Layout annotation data
----------

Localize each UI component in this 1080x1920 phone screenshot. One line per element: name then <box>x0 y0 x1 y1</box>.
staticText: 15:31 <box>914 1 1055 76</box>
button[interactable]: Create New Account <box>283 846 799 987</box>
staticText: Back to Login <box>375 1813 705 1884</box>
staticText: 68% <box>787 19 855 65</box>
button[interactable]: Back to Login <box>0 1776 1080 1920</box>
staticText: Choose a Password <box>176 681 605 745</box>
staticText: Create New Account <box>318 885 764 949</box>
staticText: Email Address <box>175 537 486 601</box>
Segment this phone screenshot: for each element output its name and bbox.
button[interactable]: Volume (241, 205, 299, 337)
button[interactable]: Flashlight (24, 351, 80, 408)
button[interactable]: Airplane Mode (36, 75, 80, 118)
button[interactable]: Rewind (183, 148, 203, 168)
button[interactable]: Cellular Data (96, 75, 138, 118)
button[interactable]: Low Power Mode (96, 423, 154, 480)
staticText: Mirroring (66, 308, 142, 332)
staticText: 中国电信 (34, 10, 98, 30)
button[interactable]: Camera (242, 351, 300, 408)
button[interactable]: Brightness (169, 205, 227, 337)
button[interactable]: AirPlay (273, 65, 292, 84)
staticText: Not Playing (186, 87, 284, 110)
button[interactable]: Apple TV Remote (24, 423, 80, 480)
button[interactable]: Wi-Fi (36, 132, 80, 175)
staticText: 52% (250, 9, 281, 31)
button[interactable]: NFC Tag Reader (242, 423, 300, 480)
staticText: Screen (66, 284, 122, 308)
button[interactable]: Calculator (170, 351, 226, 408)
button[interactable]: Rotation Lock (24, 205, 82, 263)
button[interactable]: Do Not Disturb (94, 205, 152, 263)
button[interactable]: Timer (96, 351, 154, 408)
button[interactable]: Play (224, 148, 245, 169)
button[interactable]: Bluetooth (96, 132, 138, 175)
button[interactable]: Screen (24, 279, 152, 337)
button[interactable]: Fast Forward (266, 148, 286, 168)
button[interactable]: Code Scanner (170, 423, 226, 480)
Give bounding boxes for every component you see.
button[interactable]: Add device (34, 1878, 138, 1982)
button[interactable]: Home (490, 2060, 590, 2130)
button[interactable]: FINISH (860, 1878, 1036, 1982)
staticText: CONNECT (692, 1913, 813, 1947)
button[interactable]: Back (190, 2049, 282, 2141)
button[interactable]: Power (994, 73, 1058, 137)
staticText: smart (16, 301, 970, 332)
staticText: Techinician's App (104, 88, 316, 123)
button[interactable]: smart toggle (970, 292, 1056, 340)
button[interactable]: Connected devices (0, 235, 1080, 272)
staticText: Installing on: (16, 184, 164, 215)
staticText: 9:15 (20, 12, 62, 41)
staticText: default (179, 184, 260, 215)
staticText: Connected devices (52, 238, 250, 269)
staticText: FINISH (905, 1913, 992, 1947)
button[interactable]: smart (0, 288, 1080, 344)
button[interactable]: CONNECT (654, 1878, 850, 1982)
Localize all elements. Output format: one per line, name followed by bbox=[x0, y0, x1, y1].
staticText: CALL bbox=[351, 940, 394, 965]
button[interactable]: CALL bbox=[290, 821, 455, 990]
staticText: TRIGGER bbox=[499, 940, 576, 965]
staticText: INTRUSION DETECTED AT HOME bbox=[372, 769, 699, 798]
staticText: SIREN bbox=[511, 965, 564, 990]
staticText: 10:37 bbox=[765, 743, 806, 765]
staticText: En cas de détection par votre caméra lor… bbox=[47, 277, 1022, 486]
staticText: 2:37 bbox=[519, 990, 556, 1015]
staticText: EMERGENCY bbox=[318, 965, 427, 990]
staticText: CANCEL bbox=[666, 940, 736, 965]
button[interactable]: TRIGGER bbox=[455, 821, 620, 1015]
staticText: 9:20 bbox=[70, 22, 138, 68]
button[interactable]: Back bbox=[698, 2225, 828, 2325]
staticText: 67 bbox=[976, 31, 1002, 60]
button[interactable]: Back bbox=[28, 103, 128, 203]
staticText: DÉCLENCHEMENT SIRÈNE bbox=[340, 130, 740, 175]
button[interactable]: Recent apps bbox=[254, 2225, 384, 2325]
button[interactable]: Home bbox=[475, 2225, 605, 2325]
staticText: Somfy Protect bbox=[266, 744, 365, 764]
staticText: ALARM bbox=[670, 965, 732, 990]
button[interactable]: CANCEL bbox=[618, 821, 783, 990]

----------

◆ **What to do**
Reproduce every line of the records above word for word, with nothing changed, added, or left out.

◆ **Finished exercise**
Localize each UI component in this 1080x1920 phone screenshot. One line per element: name then <box>x0 y0 x1 y1</box>.
staticText: 15:31 <box>914 1 1055 76</box>
button[interactable]: Create New Account <box>283 846 799 987</box>
staticText: Back to Login <box>375 1813 705 1884</box>
staticText: 68% <box>787 19 855 65</box>
button[interactable]: Back to Login <box>0 1776 1080 1920</box>
staticText: Choose a Password <box>176 681 605 745</box>
staticText: Create New Account <box>318 885 764 949</box>
staticText: Email Address <box>175 537 486 601</box>
Segment this phone screenshot: for each element output its name and bbox.
button[interactable]: Volume (241, 205, 299, 337)
button[interactable]: Flashlight (24, 351, 80, 408)
button[interactable]: Airplane Mode (36, 75, 80, 118)
button[interactable]: Rewind (183, 148, 203, 168)
button[interactable]: Cellular Data (96, 75, 138, 118)
button[interactable]: Low Power Mode (96, 423, 154, 480)
staticText: Mirroring (66, 308, 142, 332)
staticText: 中国电信 (34, 10, 98, 30)
button[interactable]: Camera (242, 351, 300, 408)
button[interactable]: Brightness (169, 205, 227, 337)
button[interactable]: AirPlay (273, 65, 292, 84)
staticText: Not Playing (186, 87, 284, 110)
button[interactable]: Apple TV Remote (24, 423, 80, 480)
button[interactable]: Wi-Fi (36, 132, 80, 175)
staticText: 52% (250, 9, 281, 31)
button[interactable]: NFC Tag Reader (242, 423, 300, 480)
staticText: Screen (66, 284, 122, 308)
button[interactable]: Calculator (170, 351, 226, 408)
button[interactable]: Rotation Lock (24, 205, 82, 263)
button[interactable]: Do Not Disturb (94, 205, 152, 263)
button[interactable]: Timer (96, 351, 154, 408)
button[interactable]: Play (224, 148, 245, 169)
button[interactable]: Bluetooth (96, 132, 138, 175)
button[interactable]: Screen (24, 279, 152, 337)
button[interactable]: Fast Forward (266, 148, 286, 168)
button[interactable]: Code Scanner (170, 423, 226, 480)
Give bounding boxes for every component you see.
button[interactable]: Add device (34, 1878, 138, 1982)
button[interactable]: Home (490, 2060, 590, 2130)
button[interactable]: FINISH (860, 1878, 1036, 1982)
staticText: CONNECT (692, 1913, 813, 1947)
button[interactable]: Back (190, 2049, 282, 2141)
button[interactable]: Power (994, 73, 1058, 137)
staticText: smart (16, 301, 970, 332)
staticText: Techinician's App (104, 88, 316, 123)
button[interactable]: smart toggle (970, 292, 1056, 340)
button[interactable]: Connected devices (0, 235, 1080, 272)
staticText: Installing on: (16, 184, 164, 215)
staticText: 9:15 (20, 12, 62, 41)
staticText: default (179, 184, 260, 215)
staticText: Connected devices (52, 238, 250, 269)
staticText: FINISH (905, 1913, 992, 1947)
button[interactable]: smart (0, 288, 1080, 344)
button[interactable]: CONNECT (654, 1878, 850, 1982)
Localize all elements. Output format: one per line, name followed by bbox=[x0, y0, x1, y1].
staticText: CALL bbox=[351, 940, 394, 965]
button[interactable]: CALL bbox=[290, 821, 455, 990]
staticText: TRIGGER bbox=[499, 940, 576, 965]
staticText: INTRUSION DETECTED AT HOME bbox=[372, 769, 699, 798]
staticText: SIREN bbox=[511, 965, 564, 990]
staticText: 10:37 bbox=[765, 743, 806, 765]
staticText: En cas de détection par votre caméra lor… bbox=[47, 277, 1022, 486]
staticText: 2:37 bbox=[519, 990, 556, 1015]
staticText: EMERGENCY bbox=[318, 965, 427, 990]
staticText: CANCEL bbox=[666, 940, 736, 965]
button[interactable]: TRIGGER bbox=[455, 821, 620, 1015]
staticText: 9:20 bbox=[70, 22, 138, 68]
button[interactable]: Back bbox=[698, 2225, 828, 2325]
staticText: 67 bbox=[976, 31, 1002, 60]
button[interactable]: Back bbox=[28, 103, 128, 203]
staticText: DÉCLENCHEMENT SIRÈNE bbox=[340, 130, 740, 175]
button[interactable]: Recent apps bbox=[254, 2225, 384, 2325]
button[interactable]: Home bbox=[475, 2225, 605, 2325]
staticText: Somfy Protect bbox=[266, 744, 365, 764]
staticText: ALARM bbox=[670, 965, 732, 990]
button[interactable]: CANCEL bbox=[618, 821, 783, 990]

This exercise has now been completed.